▶ [GOAL]
Report each line of the data that includes the word "with".

▶ [PROVIDED ENTRIES]
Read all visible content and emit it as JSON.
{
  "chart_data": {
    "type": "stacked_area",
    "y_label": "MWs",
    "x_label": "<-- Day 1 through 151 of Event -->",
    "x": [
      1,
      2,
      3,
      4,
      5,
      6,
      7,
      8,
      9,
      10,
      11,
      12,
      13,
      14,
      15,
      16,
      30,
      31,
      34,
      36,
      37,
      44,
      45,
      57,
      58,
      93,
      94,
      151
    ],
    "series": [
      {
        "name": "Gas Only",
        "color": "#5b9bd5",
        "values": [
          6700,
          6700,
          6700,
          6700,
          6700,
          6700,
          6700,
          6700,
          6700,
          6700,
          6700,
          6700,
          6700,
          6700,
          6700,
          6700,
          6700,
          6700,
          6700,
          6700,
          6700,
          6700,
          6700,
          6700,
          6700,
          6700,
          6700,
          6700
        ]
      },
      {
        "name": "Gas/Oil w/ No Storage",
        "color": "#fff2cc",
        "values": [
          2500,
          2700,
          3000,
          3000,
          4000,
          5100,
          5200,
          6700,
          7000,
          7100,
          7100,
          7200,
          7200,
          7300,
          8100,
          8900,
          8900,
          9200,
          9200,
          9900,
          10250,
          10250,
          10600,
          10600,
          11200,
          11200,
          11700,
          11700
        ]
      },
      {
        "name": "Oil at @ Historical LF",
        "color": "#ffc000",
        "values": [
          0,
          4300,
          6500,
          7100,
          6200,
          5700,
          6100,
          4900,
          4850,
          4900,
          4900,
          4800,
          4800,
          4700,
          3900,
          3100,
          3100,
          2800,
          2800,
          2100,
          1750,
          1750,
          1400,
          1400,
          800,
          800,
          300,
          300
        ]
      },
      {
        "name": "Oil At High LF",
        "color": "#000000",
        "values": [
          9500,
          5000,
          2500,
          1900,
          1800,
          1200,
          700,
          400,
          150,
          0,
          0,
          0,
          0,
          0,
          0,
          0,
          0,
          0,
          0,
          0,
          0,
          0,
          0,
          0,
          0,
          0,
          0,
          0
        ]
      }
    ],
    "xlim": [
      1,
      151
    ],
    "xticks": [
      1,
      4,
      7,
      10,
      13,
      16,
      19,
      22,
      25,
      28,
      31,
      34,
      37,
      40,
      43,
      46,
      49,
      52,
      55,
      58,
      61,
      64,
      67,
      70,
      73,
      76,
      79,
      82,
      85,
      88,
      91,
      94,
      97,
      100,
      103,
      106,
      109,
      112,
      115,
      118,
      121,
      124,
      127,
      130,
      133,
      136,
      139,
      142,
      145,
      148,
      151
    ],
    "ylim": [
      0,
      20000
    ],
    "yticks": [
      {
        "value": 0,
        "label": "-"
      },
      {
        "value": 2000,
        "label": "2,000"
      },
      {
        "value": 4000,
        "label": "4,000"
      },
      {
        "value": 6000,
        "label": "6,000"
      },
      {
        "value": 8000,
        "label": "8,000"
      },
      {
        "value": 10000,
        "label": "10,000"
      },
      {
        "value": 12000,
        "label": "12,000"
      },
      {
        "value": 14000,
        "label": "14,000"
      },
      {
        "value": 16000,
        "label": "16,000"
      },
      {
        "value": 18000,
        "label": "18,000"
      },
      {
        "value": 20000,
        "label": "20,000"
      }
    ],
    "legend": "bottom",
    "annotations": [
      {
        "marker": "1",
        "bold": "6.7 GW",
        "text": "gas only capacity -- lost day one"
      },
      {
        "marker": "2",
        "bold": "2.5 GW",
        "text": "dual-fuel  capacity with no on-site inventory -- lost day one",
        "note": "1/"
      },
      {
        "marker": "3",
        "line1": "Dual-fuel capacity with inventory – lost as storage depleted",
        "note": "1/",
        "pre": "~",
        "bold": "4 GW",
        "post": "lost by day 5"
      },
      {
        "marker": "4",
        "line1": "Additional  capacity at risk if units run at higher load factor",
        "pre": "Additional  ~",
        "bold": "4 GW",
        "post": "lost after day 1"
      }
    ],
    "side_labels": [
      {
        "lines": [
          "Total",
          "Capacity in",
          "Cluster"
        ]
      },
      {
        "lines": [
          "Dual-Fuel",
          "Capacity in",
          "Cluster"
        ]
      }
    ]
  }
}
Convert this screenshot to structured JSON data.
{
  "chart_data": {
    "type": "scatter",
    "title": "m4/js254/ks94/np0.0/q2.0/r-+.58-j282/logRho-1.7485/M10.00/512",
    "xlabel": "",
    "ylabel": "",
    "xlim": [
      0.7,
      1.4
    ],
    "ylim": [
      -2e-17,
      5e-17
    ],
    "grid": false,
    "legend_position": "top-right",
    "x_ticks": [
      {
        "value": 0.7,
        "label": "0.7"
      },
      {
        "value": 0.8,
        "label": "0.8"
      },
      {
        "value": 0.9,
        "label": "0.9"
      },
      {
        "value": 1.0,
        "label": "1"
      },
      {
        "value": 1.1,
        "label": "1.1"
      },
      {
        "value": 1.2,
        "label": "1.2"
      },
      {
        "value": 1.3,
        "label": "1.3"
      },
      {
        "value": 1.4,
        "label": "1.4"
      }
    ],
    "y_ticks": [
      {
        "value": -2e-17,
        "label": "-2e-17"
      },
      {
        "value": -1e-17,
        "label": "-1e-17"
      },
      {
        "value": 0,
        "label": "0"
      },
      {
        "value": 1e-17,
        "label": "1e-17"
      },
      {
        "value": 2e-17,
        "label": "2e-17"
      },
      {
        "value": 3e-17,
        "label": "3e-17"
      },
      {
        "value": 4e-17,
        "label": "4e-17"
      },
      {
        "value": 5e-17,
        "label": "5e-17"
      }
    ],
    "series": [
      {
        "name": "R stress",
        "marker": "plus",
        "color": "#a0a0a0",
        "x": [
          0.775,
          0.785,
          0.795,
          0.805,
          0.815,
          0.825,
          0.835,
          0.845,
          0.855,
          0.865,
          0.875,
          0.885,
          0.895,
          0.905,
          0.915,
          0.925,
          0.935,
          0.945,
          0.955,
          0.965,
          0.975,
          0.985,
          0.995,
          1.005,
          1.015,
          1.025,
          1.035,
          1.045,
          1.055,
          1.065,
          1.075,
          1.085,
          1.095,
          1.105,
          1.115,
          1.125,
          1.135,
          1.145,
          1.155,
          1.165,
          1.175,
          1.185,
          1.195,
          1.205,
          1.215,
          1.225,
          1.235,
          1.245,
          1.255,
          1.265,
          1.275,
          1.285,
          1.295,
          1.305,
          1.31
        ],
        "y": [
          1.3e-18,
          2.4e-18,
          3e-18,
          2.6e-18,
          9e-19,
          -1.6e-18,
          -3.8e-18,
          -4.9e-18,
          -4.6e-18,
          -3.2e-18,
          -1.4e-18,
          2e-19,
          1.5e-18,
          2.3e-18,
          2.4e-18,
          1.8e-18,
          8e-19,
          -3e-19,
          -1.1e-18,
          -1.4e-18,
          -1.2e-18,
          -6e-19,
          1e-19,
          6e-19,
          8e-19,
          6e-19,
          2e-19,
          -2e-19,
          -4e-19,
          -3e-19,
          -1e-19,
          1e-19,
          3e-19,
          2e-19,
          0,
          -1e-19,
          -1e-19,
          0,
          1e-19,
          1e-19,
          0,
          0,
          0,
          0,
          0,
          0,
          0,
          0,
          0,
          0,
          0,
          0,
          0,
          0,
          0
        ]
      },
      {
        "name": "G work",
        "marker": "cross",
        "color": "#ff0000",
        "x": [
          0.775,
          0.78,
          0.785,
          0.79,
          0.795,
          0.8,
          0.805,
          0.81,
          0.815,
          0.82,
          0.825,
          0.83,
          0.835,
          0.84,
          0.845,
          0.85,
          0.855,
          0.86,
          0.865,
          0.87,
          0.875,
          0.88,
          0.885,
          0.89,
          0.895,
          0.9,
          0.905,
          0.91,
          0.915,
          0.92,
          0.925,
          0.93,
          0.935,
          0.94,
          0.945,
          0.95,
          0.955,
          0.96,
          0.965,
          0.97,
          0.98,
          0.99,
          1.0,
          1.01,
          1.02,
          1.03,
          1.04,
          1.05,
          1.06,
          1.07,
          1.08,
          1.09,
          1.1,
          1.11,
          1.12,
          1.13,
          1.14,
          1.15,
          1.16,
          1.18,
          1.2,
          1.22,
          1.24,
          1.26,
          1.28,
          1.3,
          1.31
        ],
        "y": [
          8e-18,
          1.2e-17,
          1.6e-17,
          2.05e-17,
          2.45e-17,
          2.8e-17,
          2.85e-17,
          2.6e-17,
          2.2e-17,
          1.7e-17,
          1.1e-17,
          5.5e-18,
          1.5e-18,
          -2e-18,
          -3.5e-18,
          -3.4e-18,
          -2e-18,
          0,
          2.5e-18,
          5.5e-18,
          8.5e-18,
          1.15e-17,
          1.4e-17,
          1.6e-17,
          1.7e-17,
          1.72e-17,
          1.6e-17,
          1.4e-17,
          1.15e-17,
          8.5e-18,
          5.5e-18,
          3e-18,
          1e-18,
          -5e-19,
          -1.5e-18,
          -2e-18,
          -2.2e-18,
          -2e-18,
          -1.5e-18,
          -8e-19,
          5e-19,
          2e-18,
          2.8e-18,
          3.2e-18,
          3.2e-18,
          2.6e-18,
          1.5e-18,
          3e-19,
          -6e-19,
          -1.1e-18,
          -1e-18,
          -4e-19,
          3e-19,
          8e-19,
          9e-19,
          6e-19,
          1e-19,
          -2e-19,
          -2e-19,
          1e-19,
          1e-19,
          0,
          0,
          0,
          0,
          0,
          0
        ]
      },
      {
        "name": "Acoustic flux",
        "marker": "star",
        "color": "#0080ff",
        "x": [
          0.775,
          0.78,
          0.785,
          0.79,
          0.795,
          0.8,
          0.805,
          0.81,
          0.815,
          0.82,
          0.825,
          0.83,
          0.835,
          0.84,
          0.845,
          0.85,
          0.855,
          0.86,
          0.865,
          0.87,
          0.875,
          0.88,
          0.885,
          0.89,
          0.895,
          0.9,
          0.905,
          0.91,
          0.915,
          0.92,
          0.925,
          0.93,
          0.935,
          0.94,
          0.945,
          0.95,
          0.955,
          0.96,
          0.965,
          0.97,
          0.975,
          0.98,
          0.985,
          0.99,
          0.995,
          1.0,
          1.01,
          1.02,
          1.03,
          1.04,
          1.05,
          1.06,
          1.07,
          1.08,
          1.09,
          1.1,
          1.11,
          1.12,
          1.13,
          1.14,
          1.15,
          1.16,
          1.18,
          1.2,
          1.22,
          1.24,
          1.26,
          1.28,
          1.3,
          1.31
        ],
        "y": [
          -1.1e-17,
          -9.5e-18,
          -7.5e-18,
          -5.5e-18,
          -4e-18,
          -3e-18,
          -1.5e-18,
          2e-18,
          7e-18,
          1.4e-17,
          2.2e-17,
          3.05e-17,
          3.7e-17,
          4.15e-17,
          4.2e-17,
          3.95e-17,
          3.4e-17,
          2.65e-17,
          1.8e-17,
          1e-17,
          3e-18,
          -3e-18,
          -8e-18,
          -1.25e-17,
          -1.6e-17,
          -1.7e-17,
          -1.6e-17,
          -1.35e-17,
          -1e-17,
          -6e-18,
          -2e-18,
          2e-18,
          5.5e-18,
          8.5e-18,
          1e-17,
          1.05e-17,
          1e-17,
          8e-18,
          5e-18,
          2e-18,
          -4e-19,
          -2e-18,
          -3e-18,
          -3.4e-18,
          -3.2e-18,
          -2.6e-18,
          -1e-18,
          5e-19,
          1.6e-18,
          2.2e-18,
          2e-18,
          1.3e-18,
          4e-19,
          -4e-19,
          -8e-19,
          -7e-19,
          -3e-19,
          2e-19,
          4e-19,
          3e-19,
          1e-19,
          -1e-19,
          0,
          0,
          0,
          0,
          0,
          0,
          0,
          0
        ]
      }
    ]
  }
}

▶ [SOLUTION]
        "text": "dual-fuel  capacity with no on-site inventory -- lost day one",
        "line1": "Dual-fuel capacity with inventory – lost as storage depleted",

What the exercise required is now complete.